Retype every entry exactly, character for character.

— BEGIN Extracted entries —

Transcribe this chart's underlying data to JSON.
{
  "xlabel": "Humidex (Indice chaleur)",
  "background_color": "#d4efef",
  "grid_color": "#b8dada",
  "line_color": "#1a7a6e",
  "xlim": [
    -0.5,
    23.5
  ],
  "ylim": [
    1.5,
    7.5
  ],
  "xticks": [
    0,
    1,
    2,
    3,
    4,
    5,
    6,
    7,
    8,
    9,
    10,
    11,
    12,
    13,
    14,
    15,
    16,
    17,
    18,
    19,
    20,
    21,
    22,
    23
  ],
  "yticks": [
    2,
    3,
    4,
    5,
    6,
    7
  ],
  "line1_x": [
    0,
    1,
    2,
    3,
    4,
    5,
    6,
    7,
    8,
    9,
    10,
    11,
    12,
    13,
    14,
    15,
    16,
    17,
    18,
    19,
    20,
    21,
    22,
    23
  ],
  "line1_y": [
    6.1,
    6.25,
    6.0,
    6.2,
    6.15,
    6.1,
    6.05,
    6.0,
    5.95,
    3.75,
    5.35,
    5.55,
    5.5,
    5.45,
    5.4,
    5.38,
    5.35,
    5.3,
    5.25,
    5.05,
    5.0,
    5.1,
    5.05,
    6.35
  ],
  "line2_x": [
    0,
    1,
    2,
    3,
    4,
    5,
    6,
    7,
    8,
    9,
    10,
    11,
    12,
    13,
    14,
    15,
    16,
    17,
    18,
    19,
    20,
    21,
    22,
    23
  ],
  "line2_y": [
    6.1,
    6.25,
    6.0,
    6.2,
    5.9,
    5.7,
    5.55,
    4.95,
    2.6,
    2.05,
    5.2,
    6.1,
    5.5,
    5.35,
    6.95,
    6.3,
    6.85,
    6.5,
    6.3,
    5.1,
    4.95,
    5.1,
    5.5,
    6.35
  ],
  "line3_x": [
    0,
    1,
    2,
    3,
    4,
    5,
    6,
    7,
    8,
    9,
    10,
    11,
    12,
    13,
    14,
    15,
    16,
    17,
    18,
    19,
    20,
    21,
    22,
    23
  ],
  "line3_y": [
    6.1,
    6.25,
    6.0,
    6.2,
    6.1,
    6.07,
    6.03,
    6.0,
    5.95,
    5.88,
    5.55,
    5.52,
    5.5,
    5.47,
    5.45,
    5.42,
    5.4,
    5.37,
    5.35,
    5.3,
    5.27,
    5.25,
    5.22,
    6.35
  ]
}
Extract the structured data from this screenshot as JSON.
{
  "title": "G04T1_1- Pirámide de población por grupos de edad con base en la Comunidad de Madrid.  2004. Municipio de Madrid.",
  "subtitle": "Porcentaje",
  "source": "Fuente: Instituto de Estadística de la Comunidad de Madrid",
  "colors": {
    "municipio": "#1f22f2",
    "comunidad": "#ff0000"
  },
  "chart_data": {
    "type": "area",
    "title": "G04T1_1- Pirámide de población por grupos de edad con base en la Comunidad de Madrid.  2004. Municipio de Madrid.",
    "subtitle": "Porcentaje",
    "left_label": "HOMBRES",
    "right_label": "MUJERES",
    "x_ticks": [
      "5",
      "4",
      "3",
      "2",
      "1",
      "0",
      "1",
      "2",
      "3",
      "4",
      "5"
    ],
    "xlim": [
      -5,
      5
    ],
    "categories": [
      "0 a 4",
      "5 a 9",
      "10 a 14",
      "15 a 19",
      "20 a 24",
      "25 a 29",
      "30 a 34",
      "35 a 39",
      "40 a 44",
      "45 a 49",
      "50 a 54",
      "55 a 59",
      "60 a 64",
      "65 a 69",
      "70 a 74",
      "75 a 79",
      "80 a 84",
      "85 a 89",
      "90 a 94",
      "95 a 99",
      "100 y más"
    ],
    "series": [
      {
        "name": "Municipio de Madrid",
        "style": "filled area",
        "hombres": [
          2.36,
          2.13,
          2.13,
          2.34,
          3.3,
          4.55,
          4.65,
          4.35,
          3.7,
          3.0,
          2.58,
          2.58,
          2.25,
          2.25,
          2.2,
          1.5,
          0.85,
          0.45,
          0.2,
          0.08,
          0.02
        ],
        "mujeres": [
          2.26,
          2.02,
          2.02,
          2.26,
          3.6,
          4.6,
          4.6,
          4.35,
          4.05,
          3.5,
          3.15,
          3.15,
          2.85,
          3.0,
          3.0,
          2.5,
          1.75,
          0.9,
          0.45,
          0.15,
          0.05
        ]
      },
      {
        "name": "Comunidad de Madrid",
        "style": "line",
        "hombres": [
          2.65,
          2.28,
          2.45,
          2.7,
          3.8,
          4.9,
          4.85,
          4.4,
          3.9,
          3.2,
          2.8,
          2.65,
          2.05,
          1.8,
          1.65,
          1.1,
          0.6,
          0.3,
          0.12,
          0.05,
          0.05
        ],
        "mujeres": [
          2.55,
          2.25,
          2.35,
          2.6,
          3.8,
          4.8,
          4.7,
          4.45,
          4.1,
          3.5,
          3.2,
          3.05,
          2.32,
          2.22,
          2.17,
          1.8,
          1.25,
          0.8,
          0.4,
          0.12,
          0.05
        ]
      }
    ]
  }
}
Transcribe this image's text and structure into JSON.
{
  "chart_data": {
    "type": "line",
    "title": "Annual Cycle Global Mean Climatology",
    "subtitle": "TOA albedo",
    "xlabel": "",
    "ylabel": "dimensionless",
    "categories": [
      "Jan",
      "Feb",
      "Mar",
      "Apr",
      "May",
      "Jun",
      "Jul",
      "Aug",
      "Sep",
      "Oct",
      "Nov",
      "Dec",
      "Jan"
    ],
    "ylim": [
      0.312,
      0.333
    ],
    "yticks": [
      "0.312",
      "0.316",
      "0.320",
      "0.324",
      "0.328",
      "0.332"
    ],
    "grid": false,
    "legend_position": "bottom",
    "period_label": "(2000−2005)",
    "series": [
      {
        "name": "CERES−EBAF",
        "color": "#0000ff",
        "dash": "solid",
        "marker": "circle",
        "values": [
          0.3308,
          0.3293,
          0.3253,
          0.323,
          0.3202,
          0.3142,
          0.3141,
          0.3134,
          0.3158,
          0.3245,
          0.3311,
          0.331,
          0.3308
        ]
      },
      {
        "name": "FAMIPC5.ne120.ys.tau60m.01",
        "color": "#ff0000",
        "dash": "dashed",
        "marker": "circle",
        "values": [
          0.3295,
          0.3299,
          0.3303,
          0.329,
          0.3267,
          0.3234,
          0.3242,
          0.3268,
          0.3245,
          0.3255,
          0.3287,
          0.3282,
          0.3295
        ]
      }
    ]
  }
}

— END Extracted entries —

> _Complete answer_:
Transcribe this chart's underlying data to JSON.
{
  "xlabel": "Humidex (Indice chaleur)",
  "background_color": "#d4efef",
  "grid_color": "#b8dada",
  "line_color": "#1a7a6e",
  "xlim": [
    -0.5,
    23.5
  ],
  "ylim": [
    1.5,
    7.5
  ],
  "xticks": [
    0,
    1,
    2,
    3,
    4,
    5,
    6,
    7,
    8,
    9,
    10,
    11,
    12,
    13,
    14,
    15,
    16,
    17,
    18,
    19,
    20,
    21,
    22,
    23
  ],
  "yticks": [
    2,
    3,
    4,
    5,
    6,
    7
  ],
  "line1_x": [
    0,
    1,
    2,
    3,
    4,
    5,
    6,
    7,
    8,
    9,
    10,
    11,
    12,
    13,
    14,
    15,
    16,
    17,
    18,
    19,
    20,
    21,
    22,
    23
  ],
  "line1_y": [
    6.1,
    6.25,
    6.0,
    6.2,
    6.15,
    6.1,
    6.05,
    6.0,
    5.95,
    3.75,
    5.35,
    5.55,
    5.5,
    5.45,
    5.4,
    5.38,
    5.35,
    5.3,
    5.25,
    5.05,
    5.0,
    5.1,
    5.05,
    6.35
  ],
  "line2_x": [
    0,
    1,
    2,
    3,
    4,
    5,
    6,
    7,
    8,
    9,
    10,
    11,
    12,
    13,
    14,
    15,
    16,
    17,
    18,
    19,
    20,
    21,
    22,
    23
  ],
  "line2_y": [
    6.1,
    6.25,
    6.0,
    6.2,
    5.9,
    5.7,
    5.55,
    4.95,
    2.6,
    2.05,
    5.2,
    6.1,
    5.5,
    5.35,
    6.95,
    6.3,
    6.85,
    6.5,
    6.3,
    5.1,
    4.95,
    5.1,
    5.5,
    6.35
  ],
  "line3_x": [
    0,
    1,
    2,
    3,
    4,
    5,
    6,
    7,
    8,
    9,
    10,
    11,
    12,
    13,
    14,
    15,
    16,
    17,
    18,
    19,
    20,
    21,
    22,
    23
  ],
  "line3_y": [
    6.1,
    6.25,
    6.0,
    6.2,
    6.1,
    6.07,
    6.03,
    6.0,
    5.95,
    5.88,
    5.55,
    5.52,
    5.5,
    5.47,
    5.45,
    5.42,
    5.4,
    5.37,
    5.35,
    5.3,
    5.27,
    5.25,
    5.22,
    6.35
  ]
}
Extract the structured data from this screenshot as JSON.
{
  "title": "G04T1_1- Pirámide de población por grupos de edad con base en la Comunidad de Madrid.  2004. Municipio de Madrid.",
  "subtitle": "Porcentaje",
  "source": "Fuente: Instituto de Estadística de la Comunidad de Madrid",
  "colors": {
    "municipio": "#1f22f2",
    "comunidad": "#ff0000"
  },
  "chart_data": {
    "type": "area",
    "title": "G04T1_1- Pirámide de población por grupos de edad con base en la Comunidad de Madrid.  2004. Municipio de Madrid.",
    "subtitle": "Porcentaje",
    "left_label": "HOMBRES",
    "right_label": "MUJERES",
    "x_ticks": [
      "5",
      "4",
      "3",
      "2",
      "1",
      "0",
      "1",
      "2",
      "3",
      "4",
      "5"
    ],
    "xlim": [
      -5,
      5
    ],
    "categories": [
      "0 a 4",
      "5 a 9",
      "10 a 14",
      "15 a 19",
      "20 a 24",
      "25 a 29",
      "30 a 34",
      "35 a 39",
      "40 a 44",
      "45 a 49",
      "50 a 54",
      "55 a 59",
      "60 a 64",
      "65 a 69",
      "70 a 74",
      "75 a 79",
      "80 a 84",
      "85 a 89",
      "90 a 94",
      "95 a 99",
      "100 y más"
    ],
    "series": [
      {
        "name": "Municipio de Madrid",
        "style": "filled area",
        "hombres": [
          2.36,
          2.13,
          2.13,
          2.34,
          3.3,
          4.55,
          4.65,
          4.35,
          3.7,
          3.0,
          2.58,
          2.58,
          2.25,
          2.25,
          2.2,
          1.5,
          0.85,
          0.45,
          0.2,
          0.08,
          0.02
        ],
        "mujeres": [
          2.26,
          2.02,
          2.02,
          2.26,
          3.6,
          4.6,
          4.6,
          4.35,
          4.05,
          3.5,
          3.15,
          3.15,
          2.85,
          3.0,
          3.0,
          2.5,
          1.75,
          0.9,
          0.45,
          0.15,
          0.05
        ]
      },
      {
        "name": "Comunidad de Madrid",
        "style": "line",
        "hombres": [
          2.65,
          2.28,
          2.45,
          2.7,
          3.8,
          4.9,
          4.85,
          4.4,
          3.9,
          3.2,
          2.8,
          2.65,
          2.05,
          1.8,
          1.65,
          1.1,
          0.6,
          0.3,
          0.12,
          0.05,
          0.05
        ],
        "mujeres": [
          2.55,
          2.25,
          2.35,
          2.6,
          3.8,
          4.8,
          4.7,
          4.45,
          4.1,
          3.5,
          3.2,
          3.05,
          2.32,
          2.22,
          2.17,
          1.8,
          1.25,
          0.8,
          0.4,
          0.12,
          0.05
        ]
      }
    ]
  }
}
Transcribe this image's text and structure into JSON.
{
  "chart_data": {
    "type": "line",
    "title": "Annual Cycle Global Mean Climatology",
    "subtitle": "TOA albedo",
    "xlabel": "",
    "ylabel": "dimensionless",
    "categories": [
      "Jan",
      "Feb",
      "Mar",
      "Apr",
      "May",
      "Jun",
      "Jul",
      "Aug",
      "Sep",
      "Oct",
      "Nov",
      "Dec",
      "Jan"
    ],
    "ylim": [
      0.312,
      0.333
    ],
    "yticks": [
      "0.312",
      "0.316",
      "0.320",
      "0.324",
      "0.328",
      "0.332"
    ],
    "grid": false,
    "legend_position": "bottom",
    "period_label": "(2000−2005)",
    "series": [
      {
        "name": "CERES−EBAF",
        "color": "#0000ff",
        "dash": "solid",
        "marker": "circle",
        "values": [
          0.3308,
          0.3293,
          0.3253,
          0.323,
          0.3202,
          0.3142,
          0.3141,
          0.3134,
          0.3158,
          0.3245,
          0.3311,
          0.331,
          0.3308
        ]
      },
      {
        "name": "FAMIPC5.ne120.ys.tau60m.01",
        "color": "#ff0000",
        "dash": "dashed",
        "marker": "circle",
        "values": [
          0.3295,
          0.3299,
          0.3303,
          0.329,
          0.3267,
          0.3234,
          0.3242,
          0.3268,
          0.3245,
          0.3255,
          0.3287,
          0.3282,
          0.3295
        ]
      }
    ]
  }
}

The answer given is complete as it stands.